** Stated goal **
Please revise the entries starting at the line that has "chapter-label: 第一章 [991,273,1073,302]" and stopping after the line that has "chapter-title: 河 岸 [1090,273,1167,302]", replacing "running-head" with "page-header" and leaving everything else unchanged. Return only those lines.
^^^^^^^^^^^^^^^^
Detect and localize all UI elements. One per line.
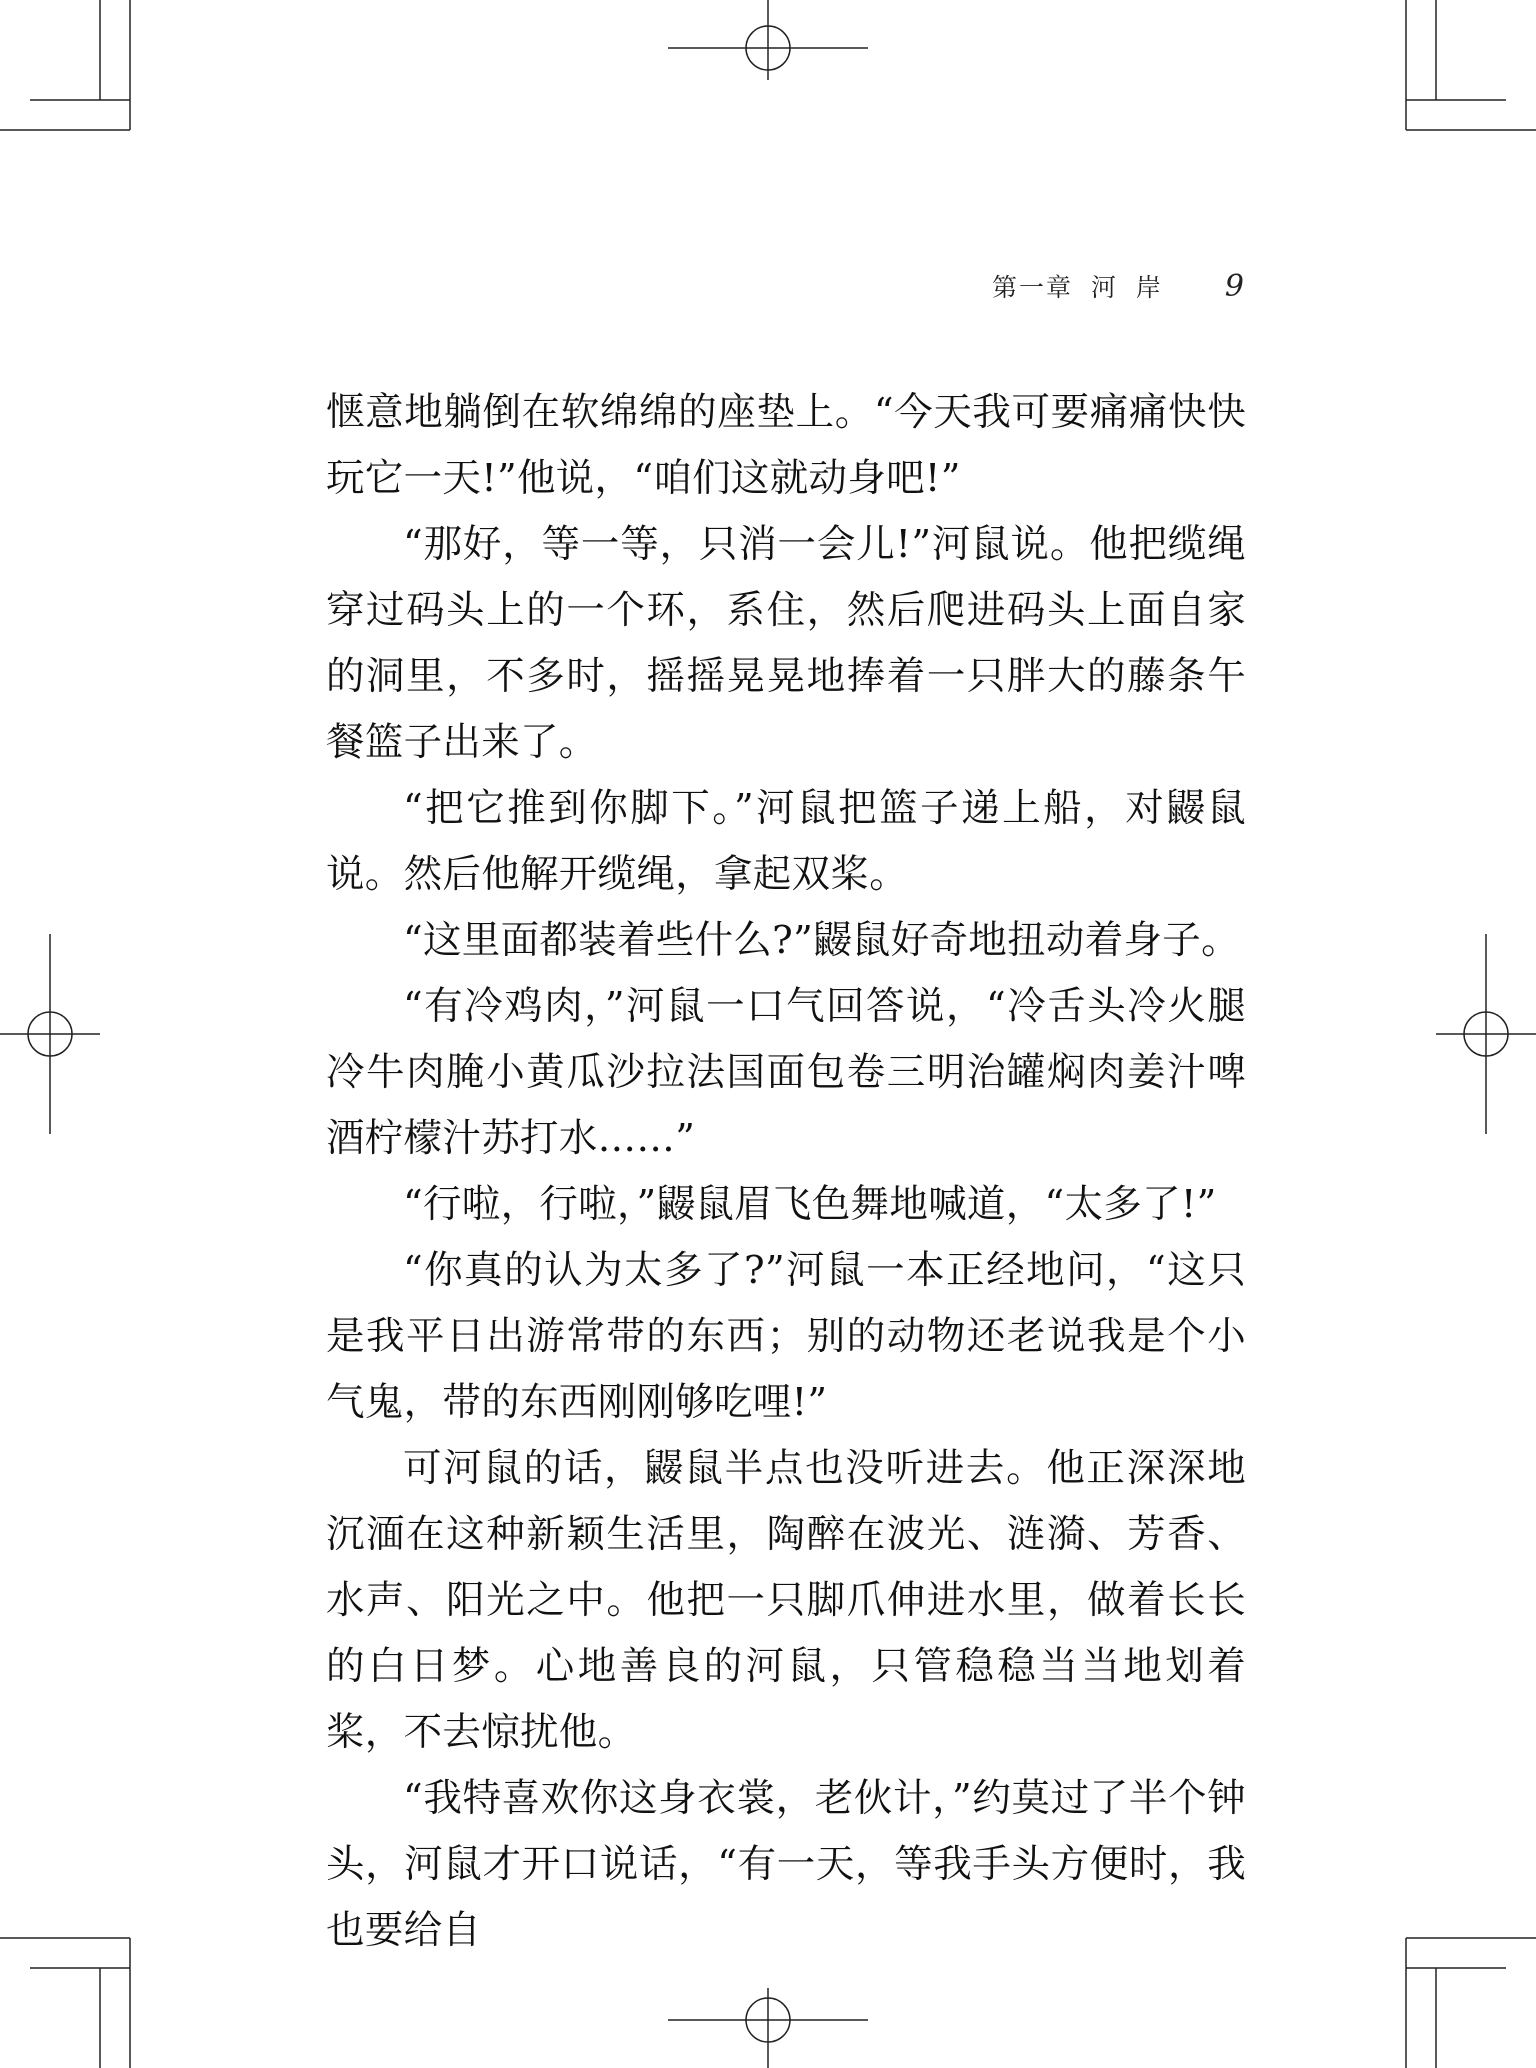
chapter-label: 第一章 [991,273,1073,302]
running-head [992,268,1244,308]
body-text [326,380,1246,1964]
paragraph: “有冷鸡肉，”河鼠一口气回答说，“冷舌头冷火腿冷牛肉腌小黄瓜沙拉法国面包卷三明治罐焖肉姜汁啤酒柠檬汁苏打水……” [326,984,1246,1161]
chapter-title: 河 岸 [1090,273,1167,302]
paragraph: “你真的认为太多了?”河鼠一本正经地问，“这只是我平日出游常带的东西；别的动物还老说我是个小气鬼，带的东西刚刚够吃哩!” [326,1248,1246,1425]
paragraph: “那好，等一等，只消一会儿!”河鼠说。他把缆绳穿过码头上的一个环，系住，然后爬进码头上面自家的洞里，不多时，摇摇晃晃地捧着一只胖大的藤条午餐篮子出来了。 [326,522,1246,765]
paragraph: 惬意地躺倒在软绵绵的座垫上。“今天我可要痛痛快快玩它一天!”他说，“咱们这就动身吧!” [326,390,1246,501]
paragraph: 可河鼠的话，鼹鼠半点也没听进去。他正深深地沉湎在这种新颖生活里，陶醉在波光、涟漪、芳香、水声、阳光之中。他把一只脚爪伸进水里，做着长长的白日梦。心地善良的河鼠，只管稳稳当当地划着桨，不去惊扰他。 [326,1446,1246,1755]
crop-mark-bottom-left [0,1938,130,2068]
paragraph: “这里面都装着些什么?”鼹鼠好奇地扭动着身子。 [403,918,1240,963]
crop-mark-top-right [1406,0,1536,130]
registration-mark-right [1436,934,1536,1134]
paragraph: “把它推到你脚下。”河鼠把篮子递上船，对鼹鼠说。然后他解开缆绳，拿起双桨。 [326,786,1246,897]
paragraph: “我特喜欢你这身衣裳，老伙计，”约莫过了半个钟头，河鼠才开口说话，“有一天，等我手头方便时，我也要给自 [326,1776,1246,1953]
crop-mark-bottom-right [1406,1938,1536,2068]
registration-mark-left [0,934,100,1134]
paragraph: “行啦，行啦，”鼹鼠眉飞色舞地喊道，“太多了!” [403,1182,1217,1227]
registration-mark-bottom [668,1988,868,2068]
crop-mark-top-left [0,0,130,130]
registration-mark-top [668,0,868,80]
page-number: 9 [1224,269,1244,304]
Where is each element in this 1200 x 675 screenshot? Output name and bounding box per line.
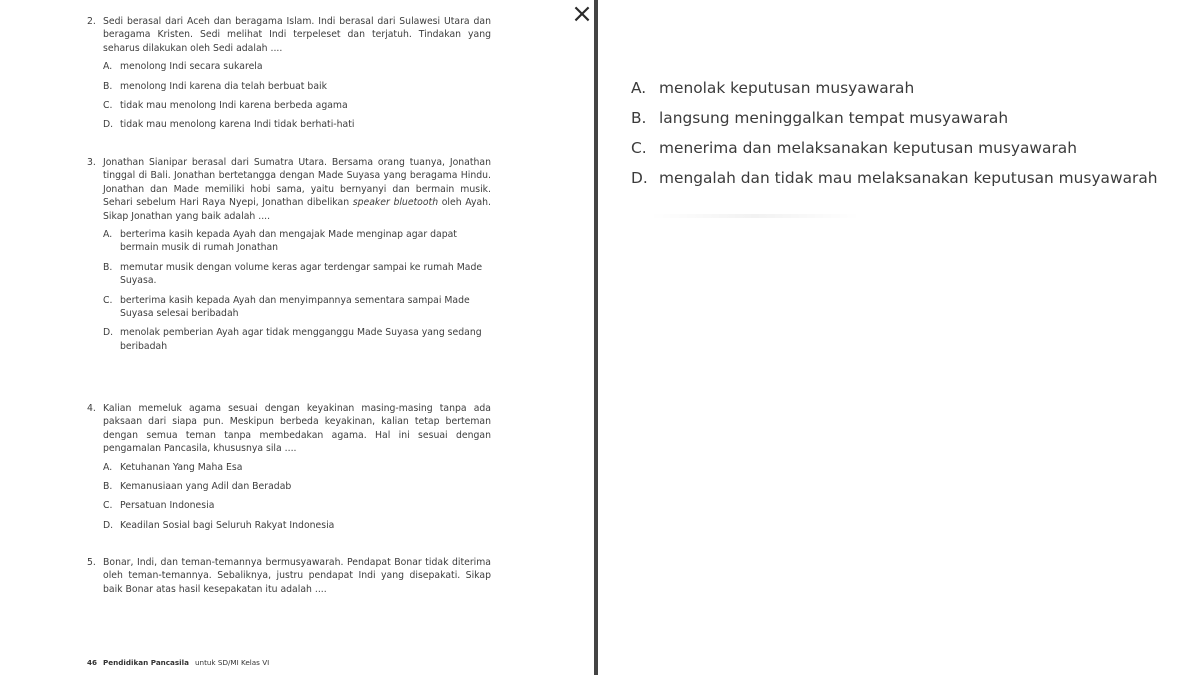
option-letter: B. <box>103 261 113 273</box>
option-letter: B. <box>103 481 113 493</box>
option-letter: D. <box>103 519 114 531</box>
answer-option-d <box>631 166 1158 196</box>
left-page <box>0 0 590 675</box>
question-stem <box>87 156 491 223</box>
option-text: menolak pemberian Ayah agar tidak mengganggu Made Suyasa yang sedang beribadah <box>120 327 482 352</box>
question-text: Kalian memeluk agama sesuai dengan keyakinan masing-masing tanpa ada paksaan dari siapa pun. Meskipun berbeda keyakinan, kalian tetap berteman dengan semua teman tanpa membedakan agama. Hal ini sesuai dengan pengamalan Pancasila, khususnya sila .... <box>103 403 491 455</box>
option-letter: D. <box>631 169 648 187</box>
option-letter: D. <box>103 327 114 339</box>
option-text: tidak mau menolong Indi karena berbeda agama <box>120 100 348 112</box>
answer-option-c <box>631 136 1158 166</box>
question-number: 4. <box>87 403 96 414</box>
question-text: Sedi berasal dari Aceh dan beragama Islam. Indi berasal dari Sulawesi Utara dan beragama Kristen. Sedi melihat Indi terpeleset dan terjatuh. Tindakan yang seharus dilakukan oleh Sedi adalah .... <box>103 16 491 54</box>
option-c <box>103 99 491 112</box>
book-title: Pendidikan Pancasila <box>103 658 189 667</box>
option-text: menolong Indi secara sukarela <box>120 61 263 73</box>
option-a <box>103 461 491 474</box>
option-b <box>103 80 491 93</box>
book-subtitle: untuk SD/MI Kelas VI <box>194 658 270 667</box>
option-d <box>103 519 491 532</box>
option-a <box>103 228 491 255</box>
option-text: menolong Indi karena dia telah berbuat baik <box>120 80 327 92</box>
option-text: Kemanusiaan yang Adil dan Beradab <box>120 481 292 493</box>
option-text: mengalah dan tidak mau melaksanakan keputusan musyawarah <box>659 169 1158 187</box>
question-5 <box>87 556 491 596</box>
option-letter: A. <box>103 61 113 73</box>
divider <box>594 0 598 675</box>
question-text: Bonar, Indi, dan teman-temannya bermusyawarah. Pendapat Bonar tidak diterima oleh teman-temannya. Sebaliknya, justru pendapat Indi yang disepakati. Sikap baik Bonar atas hasil kesepakatan itu adalah .... <box>103 557 491 595</box>
option-text: berterima kasih kepada Ayah dan menyimpannya sementara sampai Made Suyasa selesai beribadah <box>120 294 470 320</box>
option-letter: C. <box>631 139 647 157</box>
question-3 <box>87 156 491 359</box>
option-letter: A. <box>103 461 113 473</box>
option-b <box>103 261 491 288</box>
option-letter: C. <box>103 100 113 112</box>
answer-option-a <box>631 76 1158 106</box>
question-number: 5. <box>87 557 96 568</box>
faint-line <box>650 214 860 218</box>
question-text <box>103 156 491 223</box>
option-text: Ketuhanan Yang Maha Esa <box>120 461 243 473</box>
question-2 <box>87 15 491 138</box>
option-letter: C. <box>103 500 113 512</box>
page-footer <box>87 658 269 667</box>
question-stem <box>87 15 491 55</box>
page-number: 46 <box>87 658 98 667</box>
option-text: memutar musik dengan volume keras agar terdengar sampai ke rumah Made Suyasa. <box>120 261 483 287</box>
option-c <box>103 294 491 321</box>
option-b <box>103 480 491 493</box>
option-text: langsung meninggalkan tempat musyawarah <box>659 109 1009 127</box>
option-letter: D. <box>103 119 114 131</box>
option-text: Keadilan Sosial bagi Seluruh Rakyat Indonesia <box>120 519 335 531</box>
question-stem <box>87 402 491 456</box>
option-c <box>103 499 491 512</box>
option-text: menerima dan melaksanakan keputusan musyawarah <box>659 139 1077 157</box>
option-d <box>103 118 491 131</box>
option-letter: B. <box>103 80 113 92</box>
option-a <box>103 60 491 73</box>
stem-italic: speaker bluetooth <box>352 197 439 209</box>
option-letter: B. <box>631 109 647 127</box>
stem-part: oleh Ayah. Sikap Jonathan yang baik adalah .... <box>103 197 491 222</box>
question-stem <box>87 556 491 596</box>
option-letter: A. <box>631 79 647 97</box>
option-text: menolak keputusan musyawarah <box>659 79 915 97</box>
question-number: 2. <box>87 16 96 27</box>
question-4 <box>87 402 491 538</box>
option-letter: C. <box>103 294 113 306</box>
option-letter: A. <box>103 229 113 241</box>
answer-options <box>631 76 1158 196</box>
option-text: berterima kasih kepada Ayah dan mengajak Made menginap agar dapat bermain musik di rumah Jonathan <box>120 229 457 254</box>
close-icon[interactable]: × <box>571 0 593 29</box>
option-text: tidak mau menolong karena Indi tidak berhati-hati <box>120 119 355 131</box>
option-d <box>103 326 491 353</box>
option-text: Persatuan Indonesia <box>120 500 215 512</box>
answer-option-b <box>631 106 1158 136</box>
stem-part: Jonathan Sianipar berasal dari Sumatra Utara. Bersama orang tuanya, Jonathan tinggal di Bali. Jonathan bertetangga dengan Made Suyasa yang beragama Hindu. Jonathan dan Made memiliki hobi sama, yaitu bernyanyi dan bermain musik. Sehari sebelum Hari Raya Nyepi, Jonathan dibelikan <box>103 157 491 209</box>
question-number: 3. <box>87 157 96 168</box>
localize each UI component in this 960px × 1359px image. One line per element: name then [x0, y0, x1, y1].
^^^^^^^^^^^^^^^^
** Completed exercise **
chapter-label: 第一章 [991,273,1073,302]
page-header [992,268,1244,308]
body-text [326,380,1246,1964]
paragraph: “有冷鸡肉，”河鼠一口气回答说，“冷舌头冷火腿冷牛肉腌小黄瓜沙拉法国面包卷三明治罐焖肉姜汁啤酒柠檬汁苏打水……” [326,984,1246,1161]
chapter-title: 河 岸 [1090,273,1167,302]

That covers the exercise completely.